_Exercise task:_ Reproduce the data exactly.

_Input data:_
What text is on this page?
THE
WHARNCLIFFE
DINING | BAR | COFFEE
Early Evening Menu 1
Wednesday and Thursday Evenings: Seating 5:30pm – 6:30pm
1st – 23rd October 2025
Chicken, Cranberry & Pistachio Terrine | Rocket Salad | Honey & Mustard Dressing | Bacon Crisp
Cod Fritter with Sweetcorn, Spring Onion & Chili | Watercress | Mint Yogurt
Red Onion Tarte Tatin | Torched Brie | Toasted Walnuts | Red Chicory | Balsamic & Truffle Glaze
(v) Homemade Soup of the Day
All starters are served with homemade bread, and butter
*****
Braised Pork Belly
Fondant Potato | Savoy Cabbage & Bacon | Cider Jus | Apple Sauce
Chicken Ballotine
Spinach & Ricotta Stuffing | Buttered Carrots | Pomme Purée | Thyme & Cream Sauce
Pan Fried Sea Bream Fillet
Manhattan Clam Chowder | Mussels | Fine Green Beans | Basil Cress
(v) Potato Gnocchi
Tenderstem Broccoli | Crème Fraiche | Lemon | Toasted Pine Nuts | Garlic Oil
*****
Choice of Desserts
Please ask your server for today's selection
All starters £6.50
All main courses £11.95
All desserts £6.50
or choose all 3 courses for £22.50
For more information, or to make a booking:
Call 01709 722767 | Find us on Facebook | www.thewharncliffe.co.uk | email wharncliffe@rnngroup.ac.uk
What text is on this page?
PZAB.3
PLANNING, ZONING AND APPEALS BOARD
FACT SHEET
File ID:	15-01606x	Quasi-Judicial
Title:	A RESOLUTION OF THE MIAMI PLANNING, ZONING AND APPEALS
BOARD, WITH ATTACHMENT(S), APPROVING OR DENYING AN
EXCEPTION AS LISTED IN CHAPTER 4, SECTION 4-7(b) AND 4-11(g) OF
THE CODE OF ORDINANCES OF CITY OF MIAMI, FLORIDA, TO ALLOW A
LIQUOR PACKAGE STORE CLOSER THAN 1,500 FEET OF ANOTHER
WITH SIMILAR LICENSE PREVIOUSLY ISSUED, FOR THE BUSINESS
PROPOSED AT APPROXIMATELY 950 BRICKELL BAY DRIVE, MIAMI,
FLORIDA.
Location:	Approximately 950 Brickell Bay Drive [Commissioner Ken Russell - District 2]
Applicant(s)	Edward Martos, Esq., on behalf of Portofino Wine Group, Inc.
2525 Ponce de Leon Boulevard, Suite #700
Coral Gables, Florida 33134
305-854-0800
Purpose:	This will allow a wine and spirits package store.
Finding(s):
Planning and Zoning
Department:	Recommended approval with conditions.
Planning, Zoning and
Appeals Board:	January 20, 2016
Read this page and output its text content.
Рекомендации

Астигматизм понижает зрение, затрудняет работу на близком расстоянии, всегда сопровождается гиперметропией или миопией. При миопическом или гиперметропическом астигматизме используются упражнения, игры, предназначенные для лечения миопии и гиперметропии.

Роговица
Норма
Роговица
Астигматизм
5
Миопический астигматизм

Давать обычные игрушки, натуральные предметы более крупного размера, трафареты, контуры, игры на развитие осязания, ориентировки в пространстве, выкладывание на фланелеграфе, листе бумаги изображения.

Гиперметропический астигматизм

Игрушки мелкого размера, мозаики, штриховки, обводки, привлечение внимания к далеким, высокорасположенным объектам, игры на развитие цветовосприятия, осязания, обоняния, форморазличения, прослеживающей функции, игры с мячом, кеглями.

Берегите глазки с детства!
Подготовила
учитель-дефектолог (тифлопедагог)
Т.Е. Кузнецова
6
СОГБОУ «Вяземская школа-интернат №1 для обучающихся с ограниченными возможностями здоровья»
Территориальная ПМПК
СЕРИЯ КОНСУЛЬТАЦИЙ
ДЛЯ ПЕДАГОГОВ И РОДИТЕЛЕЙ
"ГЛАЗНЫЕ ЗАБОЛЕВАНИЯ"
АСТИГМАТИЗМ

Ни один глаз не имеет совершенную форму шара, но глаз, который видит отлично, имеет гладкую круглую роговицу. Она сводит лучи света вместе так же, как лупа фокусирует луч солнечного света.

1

_Answer to the exercise:_
What text is on this page?
THE
WHARNCLIFFE
DINING | BAR | COFFEE
Early Evening Menu 1
Wednesday and Thursday Evenings: Seating 5:30pm – 6:30pm
1st – 23rd October 2025
Chicken, Cranberry & Pistachio Terrine | Rocket Salad | Honey & Mustard Dressing | Bacon Crisp
Cod Fritter with Sweetcorn, Spring Onion & Chili | Watercress | Mint Yogurt
Red Onion Tarte Tatin | Torched Brie | Toasted Walnuts | Red Chicory | Balsamic & Truffle Glaze
(v) Homemade Soup of the Day
All starters are served with homemade bread, and butter
*****
Braised Pork Belly
Fondant Potato | Savoy Cabbage & Bacon | Cider Jus | Apple Sauce
Chicken Ballotine
Spinach & Ricotta Stuffing | Buttered Carrots | Pomme Purée | Thyme & Cream Sauce
Pan Fried Sea Bream Fillet
Manhattan Clam Chowder | Mussels | Fine Green Beans | Basil Cress
(v) Potato Gnocchi
Tenderstem Broccoli | Crème Fraiche | Lemon | Toasted Pine Nuts | Garlic Oil
*****
Choice of Desserts
Please ask your server for today's selection
All starters £6.50
All main courses £11.95
All desserts £6.50
or choose all 3 courses for £22.50
For more information, or to make a booking:
Call 01709 722767 | Find us on Facebook | www.thewharncliffe.co.uk | email wharncliffe@rnngroup.ac.uk
What text is on this page?
PZAB.3
PLANNING, ZONING AND APPEALS BOARD
FACT SHEET
File ID:	15-01606x	Quasi-Judicial
Title:	A RESOLUTION OF THE MIAMI PLANNING, ZONING AND APPEALS
BOARD, WITH ATTACHMENT(S), APPROVING OR DENYING AN
EXCEPTION AS LISTED IN CHAPTER 4, SECTION 4-7(b) AND 4-11(g) OF
THE CODE OF ORDINANCES OF CITY OF MIAMI, FLORIDA, TO ALLOW A
LIQUOR PACKAGE STORE CLOSER THAN 1,500 FEET OF ANOTHER
WITH SIMILAR LICENSE PREVIOUSLY ISSUED, FOR THE BUSINESS
PROPOSED AT APPROXIMATELY 950 BRICKELL BAY DRIVE, MIAMI,
FLORIDA.
Location:	Approximately 950 Brickell Bay Drive [Commissioner Ken Russell - District 2]
Applicant(s)	Edward Martos, Esq., on behalf of Portofino Wine Group, Inc.
2525 Ponce de Leon Boulevard, Suite #700
Coral Gables, Florida 33134
305-854-0800
Purpose:	This will allow a wine and spirits package store.
Finding(s):
Planning and Zoning
Department:	Recommended approval with conditions.
Planning, Zoning and
Appeals Board:	January 20, 2016
Read this page and output its text content.
Рекомендации

Астигматизм понижает зрение, затрудняет работу на близком расстоянии, всегда сопровождается гиперметропией или миопией. При миопическом или гиперметропическом астигматизме используются упражнения, игры, предназначенные для лечения миопии и гиперметропии.

Роговица
Норма
Роговица
Астигматизм
5
Миопический астигматизм

Давать обычные игрушки, натуральные предметы более крупного размера, трафареты, контуры, игры на развитие осязания, ориентировки в пространстве, выкладывание на фланелеграфе, листе бумаги изображения.

Гиперметропический астигматизм

Игрушки мелкого размера, мозаики, штриховки, обводки, привлечение внимания к далеким, высокорасположенным объектам, игры на развитие цветовосприятия, осязания, обоняния, форморазличения, прослеживающей функции, игры с мячом, кеглями.

Берегите глазки с детства!
Подготовила
учитель-дефектолог (тифлопедагог)
Т.Е. Кузнецова
6
СОГБОУ «Вяземская школа-интернат №1 для обучающихся с ограниченными возможностями здоровья»
Территориальная ПМПК
СЕРИЯ КОНСУЛЬТАЦИЙ
ДЛЯ ПЕДАГОГОВ И РОДИТЕЛЕЙ
"ГЛАЗНЫЕ ЗАБОЛЕВАНИЯ"
АСТИГМАТИЗМ

Ни один глаз не имеет совершенную форму шара, но глаз, который видит отлично, имеет гладкую круглую роговицу. Она сводит лучи света вместе так же, как лупа фокусирует луч солнечного света.

1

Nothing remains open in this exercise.